• **GOAL OF THE EXERCISE**:
Please reproduce the following lines word for word, covering all of them.

— start of DATASET ENTRIES —

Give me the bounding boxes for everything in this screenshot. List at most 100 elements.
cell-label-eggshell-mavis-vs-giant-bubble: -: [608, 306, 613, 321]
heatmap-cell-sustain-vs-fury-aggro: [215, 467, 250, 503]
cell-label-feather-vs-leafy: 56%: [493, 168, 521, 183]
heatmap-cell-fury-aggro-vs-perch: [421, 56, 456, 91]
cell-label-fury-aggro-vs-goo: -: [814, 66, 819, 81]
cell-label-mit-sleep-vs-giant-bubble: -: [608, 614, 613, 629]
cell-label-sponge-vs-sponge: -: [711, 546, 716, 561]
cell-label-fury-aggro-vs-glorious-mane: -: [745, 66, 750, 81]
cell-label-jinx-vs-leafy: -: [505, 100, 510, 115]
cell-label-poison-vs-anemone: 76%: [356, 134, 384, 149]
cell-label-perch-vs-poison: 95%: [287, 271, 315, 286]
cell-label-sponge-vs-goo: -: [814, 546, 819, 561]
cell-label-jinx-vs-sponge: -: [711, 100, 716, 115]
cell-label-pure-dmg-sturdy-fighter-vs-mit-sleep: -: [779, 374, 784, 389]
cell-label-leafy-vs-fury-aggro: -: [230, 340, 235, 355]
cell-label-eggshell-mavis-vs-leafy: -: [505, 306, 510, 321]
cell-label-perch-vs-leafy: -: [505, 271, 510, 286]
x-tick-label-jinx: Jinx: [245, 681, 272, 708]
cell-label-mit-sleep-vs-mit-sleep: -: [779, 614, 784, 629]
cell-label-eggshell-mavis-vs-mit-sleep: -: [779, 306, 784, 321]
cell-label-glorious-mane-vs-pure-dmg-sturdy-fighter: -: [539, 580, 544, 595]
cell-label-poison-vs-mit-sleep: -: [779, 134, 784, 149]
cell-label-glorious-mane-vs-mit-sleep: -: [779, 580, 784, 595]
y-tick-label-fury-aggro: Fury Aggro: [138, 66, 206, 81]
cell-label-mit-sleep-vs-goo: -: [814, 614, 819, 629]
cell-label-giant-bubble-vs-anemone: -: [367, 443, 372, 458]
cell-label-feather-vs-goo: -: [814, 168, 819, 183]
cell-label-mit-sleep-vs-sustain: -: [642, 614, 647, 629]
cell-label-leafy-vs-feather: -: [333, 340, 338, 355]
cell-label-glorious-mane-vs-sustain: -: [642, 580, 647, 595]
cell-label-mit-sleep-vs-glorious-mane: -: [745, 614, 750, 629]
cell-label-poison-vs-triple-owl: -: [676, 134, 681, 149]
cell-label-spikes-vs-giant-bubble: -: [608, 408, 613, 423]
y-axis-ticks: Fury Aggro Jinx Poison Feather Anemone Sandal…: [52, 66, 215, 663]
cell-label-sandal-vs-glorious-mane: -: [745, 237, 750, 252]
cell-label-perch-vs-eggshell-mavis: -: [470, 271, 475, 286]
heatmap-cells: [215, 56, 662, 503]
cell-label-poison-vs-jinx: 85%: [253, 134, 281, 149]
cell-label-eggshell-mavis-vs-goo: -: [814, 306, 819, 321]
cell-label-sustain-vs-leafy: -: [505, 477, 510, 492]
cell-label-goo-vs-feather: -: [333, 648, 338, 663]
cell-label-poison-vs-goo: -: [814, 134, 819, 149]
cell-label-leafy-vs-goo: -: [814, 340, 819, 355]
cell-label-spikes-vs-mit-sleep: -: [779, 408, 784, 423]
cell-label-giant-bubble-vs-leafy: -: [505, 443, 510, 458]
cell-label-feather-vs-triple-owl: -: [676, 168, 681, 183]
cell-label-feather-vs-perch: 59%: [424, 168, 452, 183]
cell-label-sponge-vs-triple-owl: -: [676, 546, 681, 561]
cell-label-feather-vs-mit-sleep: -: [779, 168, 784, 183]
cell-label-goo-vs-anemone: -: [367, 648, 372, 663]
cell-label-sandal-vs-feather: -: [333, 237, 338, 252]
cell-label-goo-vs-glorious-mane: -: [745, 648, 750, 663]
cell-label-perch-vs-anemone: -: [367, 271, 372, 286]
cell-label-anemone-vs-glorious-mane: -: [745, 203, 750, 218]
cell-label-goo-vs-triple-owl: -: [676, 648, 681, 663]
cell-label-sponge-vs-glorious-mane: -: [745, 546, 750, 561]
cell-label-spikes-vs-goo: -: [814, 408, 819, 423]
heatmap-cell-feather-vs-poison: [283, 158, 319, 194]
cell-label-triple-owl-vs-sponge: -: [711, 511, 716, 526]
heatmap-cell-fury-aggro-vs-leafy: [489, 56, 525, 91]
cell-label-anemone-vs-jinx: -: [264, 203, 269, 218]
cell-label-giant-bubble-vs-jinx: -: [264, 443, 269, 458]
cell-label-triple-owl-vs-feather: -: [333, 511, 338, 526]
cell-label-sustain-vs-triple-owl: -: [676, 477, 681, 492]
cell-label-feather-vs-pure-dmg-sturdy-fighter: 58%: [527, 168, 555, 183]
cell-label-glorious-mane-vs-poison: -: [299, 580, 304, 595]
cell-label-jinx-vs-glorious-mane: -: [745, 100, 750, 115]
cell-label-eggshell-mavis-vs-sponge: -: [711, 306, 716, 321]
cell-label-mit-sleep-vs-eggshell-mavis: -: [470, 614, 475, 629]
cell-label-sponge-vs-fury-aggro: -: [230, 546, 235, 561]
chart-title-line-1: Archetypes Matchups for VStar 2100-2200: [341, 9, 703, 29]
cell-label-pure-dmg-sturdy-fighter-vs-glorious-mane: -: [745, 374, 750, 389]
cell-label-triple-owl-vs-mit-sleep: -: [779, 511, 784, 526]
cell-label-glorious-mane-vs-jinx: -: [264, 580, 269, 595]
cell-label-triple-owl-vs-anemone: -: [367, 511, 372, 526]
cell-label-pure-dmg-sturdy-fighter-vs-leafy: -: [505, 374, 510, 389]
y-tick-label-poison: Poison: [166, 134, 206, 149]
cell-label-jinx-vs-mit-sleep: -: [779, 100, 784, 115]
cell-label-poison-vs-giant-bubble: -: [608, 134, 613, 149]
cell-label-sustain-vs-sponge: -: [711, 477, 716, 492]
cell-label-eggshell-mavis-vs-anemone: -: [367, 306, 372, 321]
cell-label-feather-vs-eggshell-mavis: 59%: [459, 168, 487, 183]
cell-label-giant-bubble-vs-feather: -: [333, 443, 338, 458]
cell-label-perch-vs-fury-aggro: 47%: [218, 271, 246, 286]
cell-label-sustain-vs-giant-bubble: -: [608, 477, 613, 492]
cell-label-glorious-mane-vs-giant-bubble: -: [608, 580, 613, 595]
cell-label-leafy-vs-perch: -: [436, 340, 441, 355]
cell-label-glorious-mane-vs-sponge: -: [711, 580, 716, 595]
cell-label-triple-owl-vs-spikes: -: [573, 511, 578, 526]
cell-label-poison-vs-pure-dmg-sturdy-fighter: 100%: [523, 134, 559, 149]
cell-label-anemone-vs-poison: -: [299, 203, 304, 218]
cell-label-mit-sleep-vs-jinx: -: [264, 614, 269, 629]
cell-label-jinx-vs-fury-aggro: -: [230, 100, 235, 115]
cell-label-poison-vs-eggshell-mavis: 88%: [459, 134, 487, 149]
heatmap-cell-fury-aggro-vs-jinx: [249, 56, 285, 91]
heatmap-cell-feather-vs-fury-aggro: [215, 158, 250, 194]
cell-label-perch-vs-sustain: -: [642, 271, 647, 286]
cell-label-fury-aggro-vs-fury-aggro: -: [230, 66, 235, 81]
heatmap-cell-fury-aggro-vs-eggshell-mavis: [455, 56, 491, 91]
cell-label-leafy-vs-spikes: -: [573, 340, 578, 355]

— end of DATASET ENTRIES —

• **SOLUTION FOR THIS EXERCISE**:
Give me the bounding boxes for everything in this screenshot. List at most 100 elements.
cell-label-eggshell-mavis-vs-giant-bubble: -: [608, 306, 613, 321]
heatmap-cell-sustain-vs-fury-aggro: [215, 467, 250, 503]
cell-label-feather-vs-leafy: 56%: [493, 168, 521, 183]
heatmap-cell-fury-aggro-vs-perch: [421, 56, 456, 91]
cell-label-fury-aggro-vs-goo: -: [814, 66, 819, 81]
cell-label-mit-sleep-vs-giant-bubble: -: [608, 614, 613, 629]
cell-label-sponge-vs-sponge: -: [711, 546, 716, 561]
cell-label-fury-aggro-vs-glorious-mane: -: [745, 66, 750, 81]
cell-label-jinx-vs-leafy: -: [505, 100, 510, 115]
cell-label-poison-vs-anemone: 76%: [356, 134, 384, 149]
cell-label-perch-vs-poison: 95%: [287, 271, 315, 286]
cell-label-sponge-vs-goo: -: [814, 546, 819, 561]
cell-label-jinx-vs-sponge: -: [711, 100, 716, 115]
cell-label-pure-dmg-sturdy-fighter-vs-mit-sleep: -: [779, 374, 784, 389]
cell-label-leafy-vs-fury-aggro: -: [230, 340, 235, 355]
cell-label-eggshell-mavis-vs-leafy: -: [505, 306, 510, 321]
cell-label-perch-vs-leafy: -: [505, 271, 510, 286]
x-tick-label-jinx: Jinx: [245, 681, 272, 708]
cell-label-mit-sleep-vs-mit-sleep: -: [779, 614, 784, 629]
cell-label-eggshell-mavis-vs-mit-sleep: -: [779, 306, 784, 321]
cell-label-glorious-mane-vs-pure-dmg-sturdy-fighter: -: [539, 580, 544, 595]
cell-label-poison-vs-mit-sleep: -: [779, 134, 784, 149]
cell-label-glorious-mane-vs-mit-sleep: -: [779, 580, 784, 595]
y-tick-label-fury-aggro: Fury Aggro: [138, 66, 206, 81]
cell-label-mit-sleep-vs-goo: -: [814, 614, 819, 629]
cell-label-giant-bubble-vs-anemone: -: [367, 443, 372, 458]
cell-label-feather-vs-goo: -: [814, 168, 819, 183]
cell-label-mit-sleep-vs-sustain: -: [642, 614, 647, 629]
cell-label-leafy-vs-feather: -: [333, 340, 338, 355]
cell-label-glorious-mane-vs-sustain: -: [642, 580, 647, 595]
cell-label-mit-sleep-vs-glorious-mane: -: [745, 614, 750, 629]
cell-label-poison-vs-triple-owl: -: [676, 134, 681, 149]
cell-label-spikes-vs-giant-bubble: -: [608, 408, 613, 423]
y-axis-ticks: Fury Aggro Jinx Poison Feather Anemone Sandal…: [52, 66, 215, 663]
cell-label-sandal-vs-glorious-mane: -: [745, 237, 750, 252]
cell-label-perch-vs-eggshell-mavis: -: [470, 271, 475, 286]
heatmap-cells: [215, 56, 662, 503]
cell-label-poison-vs-jinx: 85%: [253, 134, 281, 149]
cell-label-eggshell-mavis-vs-goo: -: [814, 306, 819, 321]
cell-label-sustain-vs-leafy: -: [505, 477, 510, 492]
cell-label-goo-vs-feather: -: [333, 648, 338, 663]
cell-label-poison-vs-goo: -: [814, 134, 819, 149]
cell-label-leafy-vs-goo: -: [814, 340, 819, 355]
cell-label-spikes-vs-mit-sleep: -: [779, 408, 784, 423]
cell-label-giant-bubble-vs-leafy: -: [505, 443, 510, 458]
cell-label-feather-vs-triple-owl: -: [676, 168, 681, 183]
cell-label-feather-vs-perch: 59%: [424, 168, 452, 183]
cell-label-sponge-vs-triple-owl: -: [676, 546, 681, 561]
cell-label-feather-vs-mit-sleep: -: [779, 168, 784, 183]
cell-label-goo-vs-anemone: -: [367, 648, 372, 663]
cell-label-sandal-vs-feather: -: [333, 237, 338, 252]
cell-label-goo-vs-glorious-mane: -: [745, 648, 750, 663]
cell-label-perch-vs-anemone: -: [367, 271, 372, 286]
cell-label-anemone-vs-glorious-mane: -: [745, 203, 750, 218]
cell-label-goo-vs-triple-owl: -: [676, 648, 681, 663]
cell-label-sponge-vs-glorious-mane: -: [745, 546, 750, 561]
cell-label-spikes-vs-goo: -: [814, 408, 819, 423]
heatmap-cell-feather-vs-poison: [283, 158, 319, 194]
cell-label-triple-owl-vs-sponge: -: [711, 511, 716, 526]
heatmap-cell-fury-aggro-vs-leafy: [489, 56, 525, 91]
cell-label-anemone-vs-jinx: -: [264, 203, 269, 218]
cell-label-giant-bubble-vs-jinx: -: [264, 443, 269, 458]
cell-label-triple-owl-vs-feather: -: [333, 511, 338, 526]
cell-label-sustain-vs-triple-owl: -: [676, 477, 681, 492]
cell-label-feather-vs-pure-dmg-sturdy-fighter: 58%: [527, 168, 555, 183]
cell-label-glorious-mane-vs-poison: -: [299, 580, 304, 595]
cell-label-jinx-vs-glorious-mane: -: [745, 100, 750, 115]
cell-label-eggshell-mavis-vs-sponge: -: [711, 306, 716, 321]
cell-label-mit-sleep-vs-eggshell-mavis: -: [470, 614, 475, 629]
cell-label-sponge-vs-fury-aggro: -: [230, 546, 235, 561]
chart-title-line-1: Archetypes Matchups for VStar 2100-2200: [341, 9, 703, 29]
cell-label-pure-dmg-sturdy-fighter-vs-glorious-mane: -: [745, 374, 750, 389]
cell-label-triple-owl-vs-mit-sleep: -: [779, 511, 784, 526]
cell-label-glorious-mane-vs-jinx: -: [264, 580, 269, 595]
cell-label-triple-owl-vs-anemone: -: [367, 511, 372, 526]
cell-label-pure-dmg-sturdy-fighter-vs-leafy: -: [505, 374, 510, 389]
y-tick-label-poison: Poison: [166, 134, 206, 149]
cell-label-jinx-vs-mit-sleep: -: [779, 100, 784, 115]
cell-label-poison-vs-giant-bubble: -: [608, 134, 613, 149]
cell-label-sustain-vs-sponge: -: [711, 477, 716, 492]
cell-label-eggshell-mavis-vs-anemone: -: [367, 306, 372, 321]
cell-label-feather-vs-eggshell-mavis: 59%: [459, 168, 487, 183]
cell-label-giant-bubble-vs-feather: -: [333, 443, 338, 458]
cell-label-perch-vs-fury-aggro: 47%: [218, 271, 246, 286]
cell-label-sustain-vs-giant-bubble: -: [608, 477, 613, 492]
cell-label-glorious-mane-vs-giant-bubble: -: [608, 580, 613, 595]
cell-label-leafy-vs-perch: -: [436, 340, 441, 355]
cell-label-glorious-mane-vs-sponge: -: [711, 580, 716, 595]
cell-label-triple-owl-vs-spikes: -: [573, 511, 578, 526]
cell-label-poison-vs-pure-dmg-sturdy-fighter: 100%: [523, 134, 559, 149]
cell-label-anemone-vs-poison: -: [299, 203, 304, 218]
cell-label-mit-sleep-vs-jinx: -: [264, 614, 269, 629]
cell-label-jinx-vs-fury-aggro: -: [230, 100, 235, 115]
cell-label-poison-vs-eggshell-mavis: 88%: [459, 134, 487, 149]
heatmap-cell-fury-aggro-vs-jinx: [249, 56, 285, 91]
heatmap-cell-feather-vs-fury-aggro: [215, 158, 250, 194]
cell-label-perch-vs-sustain: -: [642, 271, 647, 286]
cell-label-fury-aggro-vs-fury-aggro: -: [230, 66, 235, 81]
heatmap-cell-fury-aggro-vs-eggshell-mavis: [455, 56, 491, 91]
cell-label-leafy-vs-spikes: -: [573, 340, 578, 355]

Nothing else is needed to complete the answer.